WHAT YOU NEED TO DO: In the data below, locate each line with the word "equilibrio" and list it.

SUPPLIED ENTRIES:
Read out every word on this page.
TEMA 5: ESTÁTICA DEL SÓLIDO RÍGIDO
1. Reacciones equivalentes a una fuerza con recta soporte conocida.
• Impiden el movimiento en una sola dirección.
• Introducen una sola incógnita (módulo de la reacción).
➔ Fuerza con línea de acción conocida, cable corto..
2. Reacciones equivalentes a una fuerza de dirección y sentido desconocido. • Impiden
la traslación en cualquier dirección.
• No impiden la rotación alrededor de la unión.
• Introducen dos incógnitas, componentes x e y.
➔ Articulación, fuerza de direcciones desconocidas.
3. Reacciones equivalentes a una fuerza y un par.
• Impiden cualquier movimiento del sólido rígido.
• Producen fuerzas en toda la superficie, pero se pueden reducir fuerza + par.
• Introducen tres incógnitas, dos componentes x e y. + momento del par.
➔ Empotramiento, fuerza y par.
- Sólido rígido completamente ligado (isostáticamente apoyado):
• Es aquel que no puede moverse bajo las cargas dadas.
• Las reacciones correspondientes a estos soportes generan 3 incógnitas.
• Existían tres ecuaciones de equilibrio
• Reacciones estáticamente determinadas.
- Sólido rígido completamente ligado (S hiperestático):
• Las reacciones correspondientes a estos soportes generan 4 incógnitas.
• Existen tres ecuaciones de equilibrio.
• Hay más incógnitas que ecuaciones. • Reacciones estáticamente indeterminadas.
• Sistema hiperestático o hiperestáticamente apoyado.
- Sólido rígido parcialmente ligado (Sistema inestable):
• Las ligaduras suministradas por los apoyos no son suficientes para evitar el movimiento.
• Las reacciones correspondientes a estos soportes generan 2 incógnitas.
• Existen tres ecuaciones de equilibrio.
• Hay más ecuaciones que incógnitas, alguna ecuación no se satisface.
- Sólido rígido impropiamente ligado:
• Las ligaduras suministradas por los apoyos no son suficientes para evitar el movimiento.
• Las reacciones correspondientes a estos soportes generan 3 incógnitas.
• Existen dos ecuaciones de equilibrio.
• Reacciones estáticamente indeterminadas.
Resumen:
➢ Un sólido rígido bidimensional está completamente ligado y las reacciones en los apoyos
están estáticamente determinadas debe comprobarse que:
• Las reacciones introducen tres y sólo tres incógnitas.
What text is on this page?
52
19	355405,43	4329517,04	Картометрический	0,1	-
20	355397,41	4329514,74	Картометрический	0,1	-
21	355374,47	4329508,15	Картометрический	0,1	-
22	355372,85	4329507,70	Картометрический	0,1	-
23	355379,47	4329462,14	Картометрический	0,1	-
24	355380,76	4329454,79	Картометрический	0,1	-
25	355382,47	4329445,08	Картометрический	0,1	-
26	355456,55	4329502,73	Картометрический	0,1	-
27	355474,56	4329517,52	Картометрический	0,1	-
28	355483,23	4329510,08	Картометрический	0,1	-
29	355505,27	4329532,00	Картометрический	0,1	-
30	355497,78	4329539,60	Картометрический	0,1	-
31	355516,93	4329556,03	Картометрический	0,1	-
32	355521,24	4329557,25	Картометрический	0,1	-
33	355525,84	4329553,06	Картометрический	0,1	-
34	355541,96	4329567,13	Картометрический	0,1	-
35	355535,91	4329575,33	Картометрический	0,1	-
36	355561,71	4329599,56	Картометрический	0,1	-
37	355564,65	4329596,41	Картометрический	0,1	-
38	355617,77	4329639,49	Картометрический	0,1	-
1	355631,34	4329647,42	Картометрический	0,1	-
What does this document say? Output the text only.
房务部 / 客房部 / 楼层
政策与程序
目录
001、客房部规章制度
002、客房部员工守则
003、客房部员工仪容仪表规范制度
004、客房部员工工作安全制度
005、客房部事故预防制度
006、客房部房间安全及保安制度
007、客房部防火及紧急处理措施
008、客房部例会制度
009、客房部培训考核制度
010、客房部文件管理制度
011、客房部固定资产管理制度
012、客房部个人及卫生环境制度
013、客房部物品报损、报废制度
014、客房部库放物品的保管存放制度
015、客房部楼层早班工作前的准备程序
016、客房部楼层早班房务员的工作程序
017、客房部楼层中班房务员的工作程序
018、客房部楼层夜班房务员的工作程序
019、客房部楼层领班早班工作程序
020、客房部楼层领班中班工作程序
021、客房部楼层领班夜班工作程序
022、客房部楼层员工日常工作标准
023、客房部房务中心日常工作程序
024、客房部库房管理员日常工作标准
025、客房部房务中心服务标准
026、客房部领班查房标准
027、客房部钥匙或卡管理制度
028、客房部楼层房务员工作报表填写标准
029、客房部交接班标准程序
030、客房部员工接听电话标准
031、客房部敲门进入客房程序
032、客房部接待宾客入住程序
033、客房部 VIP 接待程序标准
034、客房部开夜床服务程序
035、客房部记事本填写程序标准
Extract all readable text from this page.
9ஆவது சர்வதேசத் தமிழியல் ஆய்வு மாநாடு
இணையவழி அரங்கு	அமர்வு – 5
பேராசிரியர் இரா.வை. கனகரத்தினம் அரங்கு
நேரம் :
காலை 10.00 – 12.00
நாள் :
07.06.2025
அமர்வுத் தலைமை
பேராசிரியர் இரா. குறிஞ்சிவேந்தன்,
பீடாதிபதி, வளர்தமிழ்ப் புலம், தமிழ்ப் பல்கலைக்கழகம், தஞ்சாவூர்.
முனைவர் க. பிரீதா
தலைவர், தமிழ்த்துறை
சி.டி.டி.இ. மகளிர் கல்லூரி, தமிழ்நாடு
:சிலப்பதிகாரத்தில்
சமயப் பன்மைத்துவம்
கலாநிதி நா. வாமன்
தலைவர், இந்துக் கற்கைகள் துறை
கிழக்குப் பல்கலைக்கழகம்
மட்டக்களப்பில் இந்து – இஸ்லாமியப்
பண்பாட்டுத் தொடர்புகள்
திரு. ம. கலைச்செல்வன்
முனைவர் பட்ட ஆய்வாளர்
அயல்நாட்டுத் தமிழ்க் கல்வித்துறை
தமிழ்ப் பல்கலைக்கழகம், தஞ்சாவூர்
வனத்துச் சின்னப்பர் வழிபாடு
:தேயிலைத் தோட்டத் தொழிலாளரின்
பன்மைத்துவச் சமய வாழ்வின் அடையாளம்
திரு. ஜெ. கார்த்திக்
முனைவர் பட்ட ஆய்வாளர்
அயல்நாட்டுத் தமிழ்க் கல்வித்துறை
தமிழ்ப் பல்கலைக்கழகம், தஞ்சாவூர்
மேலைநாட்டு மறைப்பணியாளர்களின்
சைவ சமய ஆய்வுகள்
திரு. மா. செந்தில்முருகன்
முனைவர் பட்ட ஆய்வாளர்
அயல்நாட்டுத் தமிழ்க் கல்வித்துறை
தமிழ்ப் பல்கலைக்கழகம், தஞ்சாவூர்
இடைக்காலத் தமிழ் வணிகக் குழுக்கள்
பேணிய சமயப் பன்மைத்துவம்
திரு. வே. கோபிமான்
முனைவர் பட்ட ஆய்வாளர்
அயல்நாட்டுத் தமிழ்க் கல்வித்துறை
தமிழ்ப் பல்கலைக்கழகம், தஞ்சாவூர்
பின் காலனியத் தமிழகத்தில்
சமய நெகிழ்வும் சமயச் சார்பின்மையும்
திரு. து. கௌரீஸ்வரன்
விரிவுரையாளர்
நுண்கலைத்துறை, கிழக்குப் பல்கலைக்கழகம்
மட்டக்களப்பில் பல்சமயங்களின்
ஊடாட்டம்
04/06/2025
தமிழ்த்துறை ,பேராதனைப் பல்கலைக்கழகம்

THE ANSWER:
• Existían tres ecuaciones de equilibrio
• Existen tres ecuaciones de equilibrio.
• Existen tres ecuaciones de equilibrio.
• Existen dos ecuaciones de equilibrio.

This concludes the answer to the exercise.